== Prompt ==
Each line that includes the string "JSON" counts once; give the total and nothing else.
BEGIN Supplied material
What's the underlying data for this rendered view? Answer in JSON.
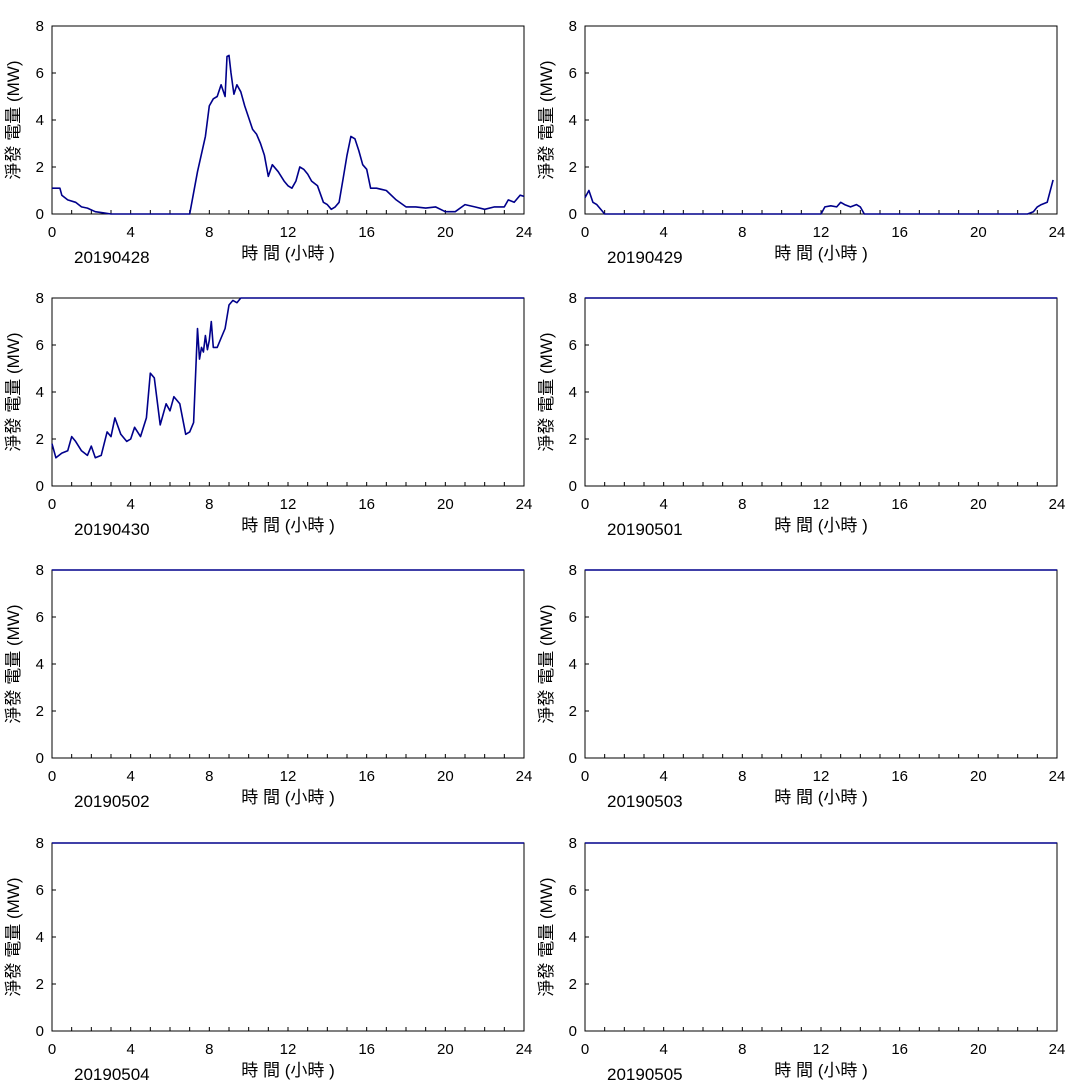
{
  "chart_data": [
    {
      "type": "line",
      "date_label": "20190428",
      "xlabel": "時 間 (小時 )",
      "ylabel": "淨發 電量 (MW)",
      "xlim": [
        0,
        24
      ],
      "ylim": [
        0,
        8
      ],
      "xticks": [
        0,
        4,
        8,
        12,
        16,
        20,
        24
      ],
      "yticks": [
        0,
        2,
        4,
        6,
        8
      ],
      "line_color": "#00008B",
      "series": [
        {
          "x": [
            0,
            0.4,
            0.5,
            0.8,
            1.2,
            1.5,
            1.8,
            2.2,
            2.6,
            3,
            3.5,
            4,
            5,
            6,
            7,
            7.2,
            7.4,
            7.8,
            8,
            8.2,
            8.4,
            8.6,
            8.8,
            8.9,
            9.0,
            9.1,
            9.25,
            9.4,
            9.6,
            9.8,
            10,
            10.2,
            10.4,
            10.6,
            10.8,
            11,
            11.2,
            11.5,
            11.8,
            12,
            12.2,
            12.4,
            12.6,
            12.8,
            13,
            13.2,
            13.5,
            13.8,
            14,
            14.2,
            14.4,
            14.6,
            14.8,
            15,
            15.2,
            15.4,
            15.6,
            15.8,
            16,
            16.2,
            16.5,
            17,
            17.5,
            18,
            18.5,
            19,
            19.5,
            20,
            20.2,
            20.5,
            21,
            21.5,
            22,
            22.5,
            23,
            23.2,
            23.5,
            23.8,
            24
          ],
          "y": [
            1.1,
            1.1,
            0.8,
            0.6,
            0.5,
            0.3,
            0.25,
            0.1,
            0.05,
            0,
            0,
            0,
            0,
            0,
            0,
            0.9,
            1.8,
            3.3,
            4.6,
            4.9,
            5.0,
            5.5,
            5.0,
            6.7,
            6.75,
            6.0,
            5.1,
            5.5,
            5.2,
            4.6,
            4.1,
            3.6,
            3.4,
            3.0,
            2.5,
            1.6,
            2.1,
            1.8,
            1.4,
            1.2,
            1.1,
            1.4,
            2.0,
            1.9,
            1.7,
            1.4,
            1.2,
            0.5,
            0.4,
            0.2,
            0.3,
            0.5,
            1.5,
            2.5,
            3.3,
            3.2,
            2.7,
            2.1,
            1.9,
            1.1,
            1.1,
            1.0,
            0.6,
            0.3,
            0.3,
            0.25,
            0.3,
            0.1,
            0.1,
            0.1,
            0.4,
            0.3,
            0.2,
            0.3,
            0.3,
            0.6,
            0.5,
            0.8,
            0.75
          ]
        }
      ]
    },
    {
      "type": "line",
      "date_label": "20190429",
      "xlabel": "時 間 (小時 )",
      "ylabel": "淨發 電量 (MW)",
      "xlim": [
        0,
        24
      ],
      "ylim": [
        0,
        8
      ],
      "xticks": [
        0,
        4,
        8,
        12,
        16,
        20,
        24
      ],
      "yticks": [
        0,
        2,
        4,
        6,
        8
      ],
      "line_color": "#00008B",
      "series": [
        {
          "x": [
            0,
            0.2,
            0.4,
            0.6,
            0.8,
            1,
            1.2,
            12,
            12.2,
            12.5,
            12.8,
            13,
            13.2,
            13.5,
            13.8,
            14,
            14.2,
            22.5,
            22.8,
            23,
            23.2,
            23.5,
            23.8
          ],
          "y": [
            0.7,
            1.0,
            0.5,
            0.4,
            0.2,
            0,
            0,
            0,
            0.3,
            0.35,
            0.3,
            0.5,
            0.4,
            0.3,
            0.4,
            0.3,
            0,
            0,
            0.1,
            0.3,
            0.4,
            0.5,
            1.45
          ]
        }
      ]
    },
    {
      "type": "line",
      "date_label": "20190430",
      "xlabel": "時 間 (小時 )",
      "ylabel": "淨發 電量 (MW)",
      "xlim": [
        0,
        24
      ],
      "ylim": [
        0,
        8
      ],
      "xticks": [
        0,
        4,
        8,
        12,
        16,
        20,
        24
      ],
      "yticks": [
        0,
        2,
        4,
        6,
        8
      ],
      "line_color": "#00008B",
      "series": [
        {
          "x": [
            0,
            0.2,
            0.5,
            0.8,
            1,
            1.2,
            1.5,
            1.8,
            2,
            2.2,
            2.5,
            2.8,
            3,
            3.2,
            3.5,
            3.8,
            4,
            4.2,
            4.5,
            4.8,
            5,
            5.2,
            5.5,
            5.8,
            6,
            6.2,
            6.5,
            6.8,
            7,
            7.2,
            7.4,
            7.5,
            7.6,
            7.7,
            7.8,
            7.9,
            8,
            8.1,
            8.2,
            8.4,
            8.6,
            8.8,
            9,
            9.2,
            9.4,
            9.6,
            9.8,
            24
          ],
          "y": [
            1.8,
            1.2,
            1.4,
            1.5,
            2.1,
            1.9,
            1.5,
            1.3,
            1.7,
            1.2,
            1.3,
            2.3,
            2.1,
            2.9,
            2.2,
            1.9,
            2.0,
            2.5,
            2.1,
            2.9,
            4.8,
            4.6,
            2.6,
            3.5,
            3.2,
            3.8,
            3.5,
            2.2,
            2.3,
            2.7,
            6.7,
            5.4,
            5.9,
            5.7,
            6.4,
            5.8,
            6.2,
            7.0,
            5.9,
            5.9,
            6.3,
            6.7,
            7.7,
            7.9,
            7.8,
            8.0,
            8.0,
            8.0
          ]
        }
      ]
    },
    {
      "type": "line",
      "date_label": "20190501",
      "xlabel": "時 間 (小時 )",
      "ylabel": "淨發 電量 (MW)",
      "xlim": [
        0,
        24
      ],
      "ylim": [
        0,
        8
      ],
      "xticks": [
        0,
        4,
        8,
        12,
        16,
        20,
        24
      ],
      "yticks": [
        0,
        2,
        4,
        6,
        8
      ],
      "line_color": "#00008B",
      "series": [
        {
          "x": [
            0,
            24
          ],
          "y": [
            8,
            8
          ]
        }
      ]
    },
    {
      "type": "line",
      "date_label": "20190502",
      "xlabel": "時 間 (小時 )",
      "ylabel": "淨發 電量 (MW)",
      "xlim": [
        0,
        24
      ],
      "ylim": [
        0,
        8
      ],
      "xticks": [
        0,
        4,
        8,
        12,
        16,
        20,
        24
      ],
      "yticks": [
        0,
        2,
        4,
        6,
        8
      ],
      "line_color": "#00008B",
      "series": [
        {
          "x": [
            0,
            24
          ],
          "y": [
            8,
            8
          ]
        }
      ]
    },
    {
      "type": "line",
      "date_label": "20190503",
      "xlabel": "時 間 (小時 )",
      "ylabel": "淨發 電量 (MW)",
      "xlim": [
        0,
        24
      ],
      "ylim": [
        0,
        8
      ],
      "xticks": [
        0,
        4,
        8,
        12,
        16,
        20,
        24
      ],
      "yticks": [
        0,
        2,
        4,
        6,
        8
      ],
      "line_color": "#00008B",
      "series": [
        {
          "x": [
            0,
            24
          ],
          "y": [
            8,
            8
          ]
        }
      ]
    },
    {
      "type": "line",
      "date_label": "20190504",
      "xlabel": "時 間 (小時 )",
      "ylabel": "淨發 電量 (MW)",
      "xlim": [
        0,
        24
      ],
      "ylim": [
        0,
        8
      ],
      "xticks": [
        0,
        4,
        8,
        12,
        16,
        20,
        24
      ],
      "yticks": [
        0,
        2,
        4,
        6,
        8
      ],
      "line_color": "#00008B",
      "series": [
        {
          "x": [
            0,
            24
          ],
          "y": [
            8,
            8
          ]
        }
      ]
    },
    {
      "type": "line",
      "date_label": "20190505",
      "xlabel": "時 間 (小時 )",
      "ylabel": "淨發 電量 (MW)",
      "xlim": [
        0,
        24
      ],
      "ylim": [
        0,
        8
      ],
      "xticks": [
        0,
        4,
        8,
        12,
        16,
        20,
        24
      ],
      "yticks": [
        0,
        2,
        4,
        6,
        8
      ],
      "line_color": "#00008B",
      "series": [
        {
          "x": [
            0,
            24
          ],
          "y": [
            8,
            8
          ]
        }
      ]
    }
  ]
}
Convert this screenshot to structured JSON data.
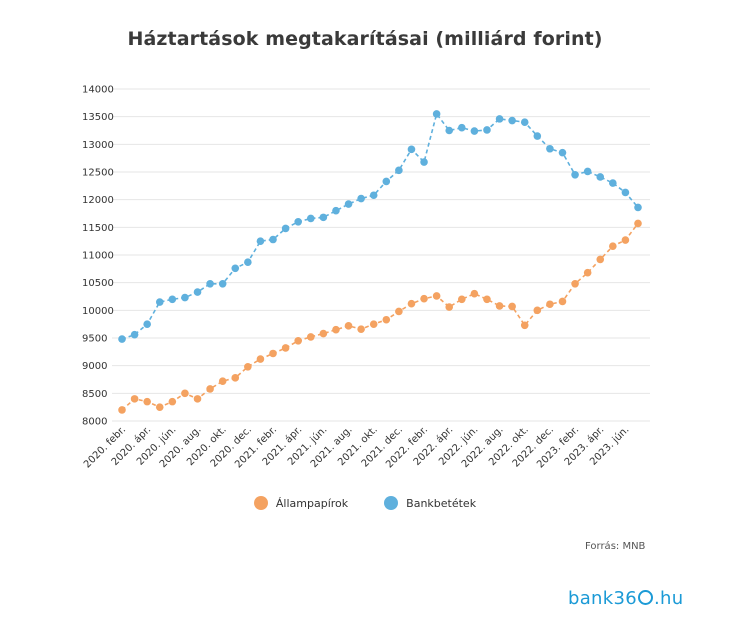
END Supplied material
== Output below ==
2